## WHAT IS EXPECTED
Reproduce all of the data exactly.
+++ RECORDS SHOWN
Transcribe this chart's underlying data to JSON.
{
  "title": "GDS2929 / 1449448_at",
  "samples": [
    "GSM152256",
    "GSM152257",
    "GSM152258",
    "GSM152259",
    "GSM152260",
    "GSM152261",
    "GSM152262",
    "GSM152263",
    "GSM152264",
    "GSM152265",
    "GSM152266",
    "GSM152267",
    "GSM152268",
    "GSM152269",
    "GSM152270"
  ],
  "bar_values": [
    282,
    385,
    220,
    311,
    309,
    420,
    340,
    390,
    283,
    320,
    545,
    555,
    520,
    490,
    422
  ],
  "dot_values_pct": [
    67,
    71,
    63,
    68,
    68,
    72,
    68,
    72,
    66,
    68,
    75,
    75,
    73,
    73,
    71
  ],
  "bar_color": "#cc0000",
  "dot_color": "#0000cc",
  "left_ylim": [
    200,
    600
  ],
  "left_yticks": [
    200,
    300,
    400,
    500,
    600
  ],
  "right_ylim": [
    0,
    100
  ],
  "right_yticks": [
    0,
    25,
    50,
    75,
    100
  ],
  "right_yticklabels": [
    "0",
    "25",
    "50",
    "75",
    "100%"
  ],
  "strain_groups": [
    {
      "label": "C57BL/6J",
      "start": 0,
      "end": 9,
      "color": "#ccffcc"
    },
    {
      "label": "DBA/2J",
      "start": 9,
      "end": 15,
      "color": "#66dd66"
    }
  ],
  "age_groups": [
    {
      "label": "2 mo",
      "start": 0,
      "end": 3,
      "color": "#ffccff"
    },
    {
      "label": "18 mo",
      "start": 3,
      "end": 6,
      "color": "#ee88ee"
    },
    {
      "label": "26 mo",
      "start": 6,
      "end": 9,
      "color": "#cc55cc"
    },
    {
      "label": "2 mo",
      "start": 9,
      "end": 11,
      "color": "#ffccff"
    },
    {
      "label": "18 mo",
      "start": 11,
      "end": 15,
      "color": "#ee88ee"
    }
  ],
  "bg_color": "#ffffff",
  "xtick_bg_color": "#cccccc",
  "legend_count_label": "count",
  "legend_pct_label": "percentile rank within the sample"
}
++++++
## FULL OUTPUT
Transcribe this chart's underlying data to JSON.
{
  "title": "GDS2929 / 1449448_at",
  "samples": [
    "GSM152256",
    "GSM152257",
    "GSM152258",
    "GSM152259",
    "GSM152260",
    "GSM152261",
    "GSM152262",
    "GSM152263",
    "GSM152264",
    "GSM152265",
    "GSM152266",
    "GSM152267",
    "GSM152268",
    "GSM152269",
    "GSM152270"
  ],
  "bar_values": [
    282,
    385,
    220,
    311,
    309,
    420,
    340,
    390,
    283,
    320,
    545,
    555,
    520,
    490,
    422
  ],
  "dot_values_pct": [
    67,
    71,
    63,
    68,
    68,
    72,
    68,
    72,
    66,
    68,
    75,
    75,
    73,
    73,
    71
  ],
  "bar_color": "#cc0000",
  "dot_color": "#0000cc",
  "left_ylim": [
    200,
    600
  ],
  "left_yticks": [
    200,
    300,
    400,
    500,
    600
  ],
  "right_ylim": [
    0,
    100
  ],
  "right_yticks": [
    0,
    25,
    50,
    75,
    100
  ],
  "right_yticklabels": [
    "0",
    "25",
    "50",
    "75",
    "100%"
  ],
  "strain_groups": [
    {
      "label": "C57BL/6J",
      "start": 0,
      "end": 9,
      "color": "#ccffcc"
    },
    {
      "label": "DBA/2J",
      "start": 9,
      "end": 15,
      "color": "#66dd66"
    }
  ],
  "age_groups": [
    {
      "label": "2 mo",
      "start": 0,
      "end": 3,
      "color": "#ffccff"
    },
    {
      "label": "18 mo",
      "start": 3,
      "end": 6,
      "color": "#ee88ee"
    },
    {
      "label": "26 mo",
      "start": 6,
      "end": 9,
      "color": "#cc55cc"
    },
    {
      "label": "2 mo",
      "start": 9,
      "end": 11,
      "color": "#ffccff"
    },
    {
      "label": "18 mo",
      "start": 11,
      "end": 15,
      "color": "#ee88ee"
    }
  ],
  "bg_color": "#ffffff",
  "xtick_bg_color": "#cccccc",
  "legend_count_label": "count",
  "legend_pct_label": "percentile rank within the sample"
}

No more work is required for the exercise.